RECORDS TO USE:

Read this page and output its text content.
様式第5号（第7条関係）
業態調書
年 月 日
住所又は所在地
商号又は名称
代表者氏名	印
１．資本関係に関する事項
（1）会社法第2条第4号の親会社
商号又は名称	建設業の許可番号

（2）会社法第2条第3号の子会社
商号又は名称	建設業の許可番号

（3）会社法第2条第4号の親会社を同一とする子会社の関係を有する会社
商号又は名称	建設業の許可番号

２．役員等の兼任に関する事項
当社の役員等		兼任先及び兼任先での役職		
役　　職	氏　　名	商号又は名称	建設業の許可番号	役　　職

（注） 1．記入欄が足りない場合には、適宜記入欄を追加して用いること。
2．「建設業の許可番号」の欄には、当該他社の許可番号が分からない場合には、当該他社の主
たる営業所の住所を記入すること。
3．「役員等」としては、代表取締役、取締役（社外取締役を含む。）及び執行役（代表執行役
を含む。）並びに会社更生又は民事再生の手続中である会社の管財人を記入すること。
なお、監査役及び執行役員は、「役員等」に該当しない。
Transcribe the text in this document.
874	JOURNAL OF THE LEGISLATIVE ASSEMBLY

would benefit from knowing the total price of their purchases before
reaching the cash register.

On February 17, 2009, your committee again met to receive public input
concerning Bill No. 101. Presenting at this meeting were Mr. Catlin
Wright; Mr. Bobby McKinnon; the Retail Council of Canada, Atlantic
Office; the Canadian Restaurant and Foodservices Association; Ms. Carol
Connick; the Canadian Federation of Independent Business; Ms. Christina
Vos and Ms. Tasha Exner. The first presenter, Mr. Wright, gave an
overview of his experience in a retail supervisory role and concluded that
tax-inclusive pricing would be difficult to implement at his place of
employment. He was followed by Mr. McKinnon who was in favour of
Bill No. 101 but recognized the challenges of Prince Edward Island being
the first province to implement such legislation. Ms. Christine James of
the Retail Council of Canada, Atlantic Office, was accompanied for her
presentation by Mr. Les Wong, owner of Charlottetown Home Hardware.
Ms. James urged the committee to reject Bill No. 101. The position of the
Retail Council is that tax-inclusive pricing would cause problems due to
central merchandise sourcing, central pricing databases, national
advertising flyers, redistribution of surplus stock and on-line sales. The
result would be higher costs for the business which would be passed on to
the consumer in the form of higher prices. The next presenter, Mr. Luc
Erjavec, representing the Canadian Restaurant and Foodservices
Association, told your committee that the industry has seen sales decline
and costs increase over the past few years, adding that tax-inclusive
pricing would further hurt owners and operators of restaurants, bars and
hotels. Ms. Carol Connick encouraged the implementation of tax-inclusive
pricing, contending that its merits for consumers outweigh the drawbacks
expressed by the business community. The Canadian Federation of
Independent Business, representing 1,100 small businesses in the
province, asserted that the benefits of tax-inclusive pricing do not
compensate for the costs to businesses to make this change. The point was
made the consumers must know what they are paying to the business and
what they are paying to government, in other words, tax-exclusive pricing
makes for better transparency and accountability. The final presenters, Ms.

WHAT IS NEEDED: Quote all the records. Keep every word exact.

EXERCISE RESPONSE:
Read this page and output its text content.
様式第5号（第7条関係）
業態調書
年 月 日
住所又は所在地
商号又は名称
代表者氏名	印
１．資本関係に関する事項
（1）会社法第2条第4号の親会社
商号又は名称	建設業の許可番号

（2）会社法第2条第3号の子会社
商号又は名称	建設業の許可番号

（3）会社法第2条第4号の親会社を同一とする子会社の関係を有する会社
商号又は名称	建設業の許可番号

２．役員等の兼任に関する事項
当社の役員等		兼任先及び兼任先での役職		
役　　職	氏　　名	商号又は名称	建設業の許可番号	役　　職

（注） 1．記入欄が足りない場合には、適宜記入欄を追加して用いること。
2．「建設業の許可番号」の欄には、当該他社の許可番号が分からない場合には、当該他社の主
たる営業所の住所を記入すること。
3．「役員等」としては、代表取締役、取締役（社外取締役を含む。）及び執行役（代表執行役
を含む。）並びに会社更生又は民事再生の手続中である会社の管財人を記入すること。
なお、監査役及び執行役員は、「役員等」に該当しない。
Transcribe the text in this document.
874	JOURNAL OF THE LEGISLATIVE ASSEMBLY

would benefit from knowing the total price of their purchases before
reaching the cash register.

On February 17, 2009, your committee again met to receive public input
concerning Bill No. 101. Presenting at this meeting were Mr. Catlin
Wright; Mr. Bobby McKinnon; the Retail Council of Canada, Atlantic
Office; the Canadian Restaurant and Foodservices Association; Ms. Carol
Connick; the Canadian Federation of Independent Business; Ms. Christina
Vos and Ms. Tasha Exner. The first presenter, Mr. Wright, gave an
overview of his experience in a retail supervisory role and concluded that
tax-inclusive pricing would be difficult to implement at his place of
employment. He was followed by Mr. McKinnon who was in favour of
Bill No. 101 but recognized the challenges of Prince Edward Island being
the first province to implement such legislation. Ms. Christine James of
the Retail Council of Canada, Atlantic Office, was accompanied for her
presentation by Mr. Les Wong, owner of Charlottetown Home Hardware.
Ms. James urged the committee to reject Bill No. 101. The position of the
Retail Council is that tax-inclusive pricing would cause problems due to
central merchandise sourcing, central pricing databases, national
advertising flyers, redistribution of surplus stock and on-line sales. The
result would be higher costs for the business which would be passed on to
the consumer in the form of higher prices. The next presenter, Mr. Luc
Erjavec, representing the Canadian Restaurant and Foodservices
Association, told your committee that the industry has seen sales decline
and costs increase over the past few years, adding that tax-inclusive
pricing would further hurt owners and operators of restaurants, bars and
hotels. Ms. Carol Connick encouraged the implementation of tax-inclusive
pricing, contending that its merits for consumers outweigh the drawbacks
expressed by the business community. The Canadian Federation of
Independent Business, representing 1,100 small businesses in the
province, asserted that the benefits of tax-inclusive pricing do not
compensate for the costs to businesses to make this change. The point was
made the consumers must know what they are paying to the business and
what they are paying to government, in other words, tax-exclusive pricing
makes for better transparency and accountability. The final presenters, Ms.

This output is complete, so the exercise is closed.